Aim |
Your task is to locate every line holding the string "vielleicht" and to copy each of them.

begin

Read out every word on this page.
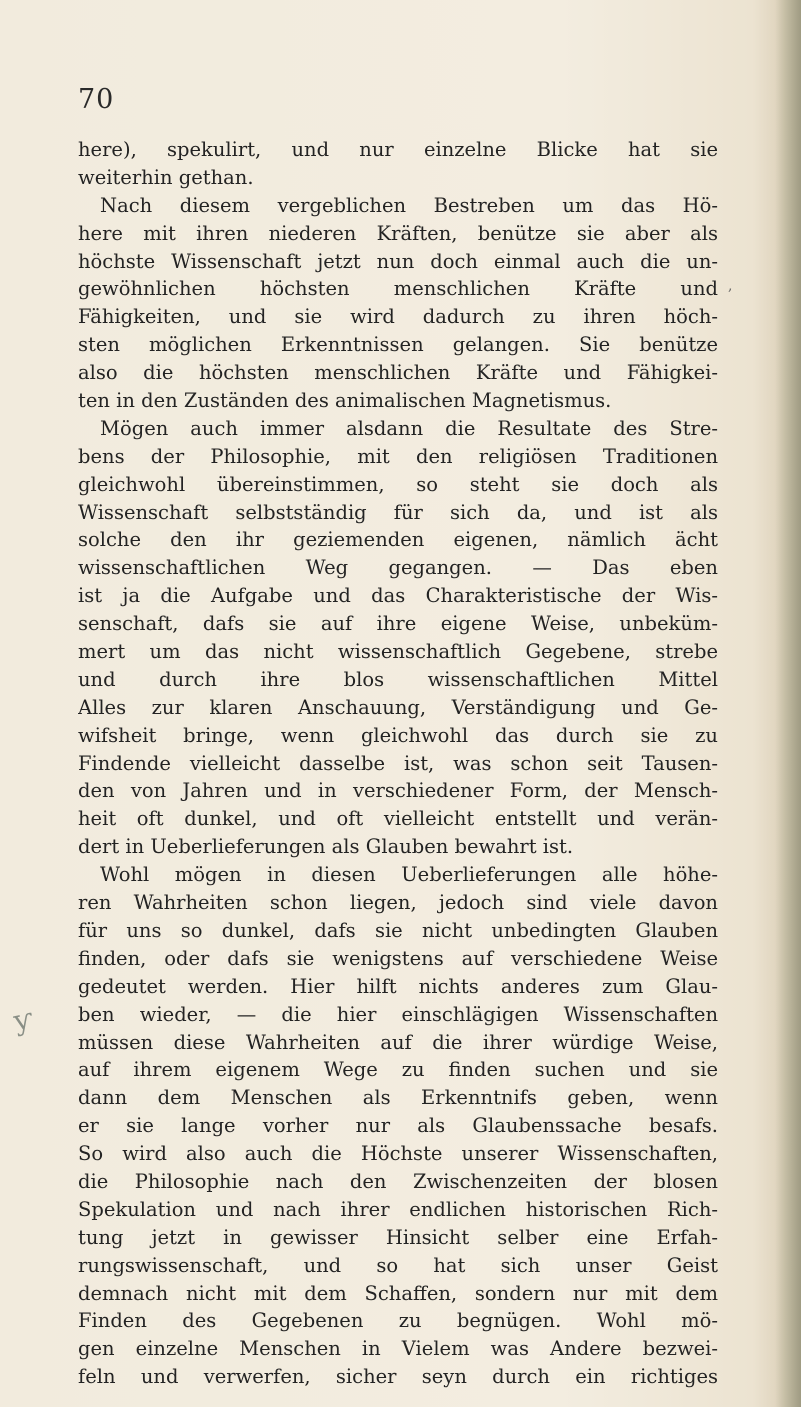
70
ƴ
,
here), spekulirt, und nur einzelne Blicke hat sie
weiterhin gethan.
Nach diesem vergeblichen Bestreben um das Hö-
here mit ihren niederen Kräften, benütze sie aber als
höchste Wissenschaft jetzt nun doch einmal auch die un-
gewöhnlichen höchsten menschlichen Kräfte und
Fähigkeiten, und sie wird dadurch zu ihren höch-
sten möglichen Erkenntnissen gelangen. Sie benütze
also die höchsten menschlichen Kräfte und Fähigkei-
ten in den Zuständen des animalischen Magnetismus.
Mögen auch immer alsdann die Resultate des Stre-
bens der Philosophie, mit den religiösen Traditionen
gleichwohl übereinstimmen, so steht sie doch als
Wissenschaft selbstständig für sich da, und ist als
solche den ihr geziemenden eigenen, nämlich ächt
wissenschaftlichen Weg gegangen. — Das eben
ist ja die Aufgabe und das Charakteristische der Wis-
senschaft, dafs sie auf ihre eigene Weise, unbeküm-
mert um das nicht wissenschaftlich Gegebene, strebe
und durch ihre blos wissenschaftlichen Mittel
Alles zur klaren Anschauung, Verständigung und Ge-
wifsheit bringe, wenn gleichwohl das durch sie zu
Findende vielleicht dasselbe ist, was schon seit Tausen-
den von Jahren und in verschiedener Form, der Mensch-
heit oft dunkel, und oft vielleicht entstellt und verän-
dert in Ueberlieferungen als Glauben bewahrt ist.
Wohl mögen in diesen Ueberlieferungen alle höhe-
ren Wahrheiten schon liegen, jedoch sind viele davon
für uns so dunkel, dafs sie nicht unbedingten Glauben
finden, oder dafs sie wenigstens auf verschiedene Weise
gedeutet werden. Hier hilft nichts anderes zum Glau-
ben wieder, — die hier einschlägigen Wissenschaften
müssen diese Wahrheiten auf die ihrer würdige Weise,
auf ihrem eigenem Wege zu finden suchen und sie
dann dem Menschen als Erkenntnifs geben, wenn
er sie lange vorher nur als Glaubenssache besafs.
So wird also auch die Höchste unserer Wissenschaften,
die Philosophie nach den Zwischenzeiten der blosen
Spekulation und nach ihrer endlichen historischen Rich-
tung jetzt in gewisser Hinsicht selber eine Erfah-
rungswissenschaft, und so hat sich unser Geist
demnach nicht mit dem Schaffen, sondern nur mit dem
Finden des Gegebenen zu begnügen. Wohl mö-
gen einzelne Menschen in Vielem was Andere bezwei-
feln und verwerfen, sicher seyn durch ein richtiges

end

Solution for this exercise |
Findende vielleicht dasselbe ist, was schon seit Tausen-
heit oft dunkel, und oft vielleicht entstellt und verän-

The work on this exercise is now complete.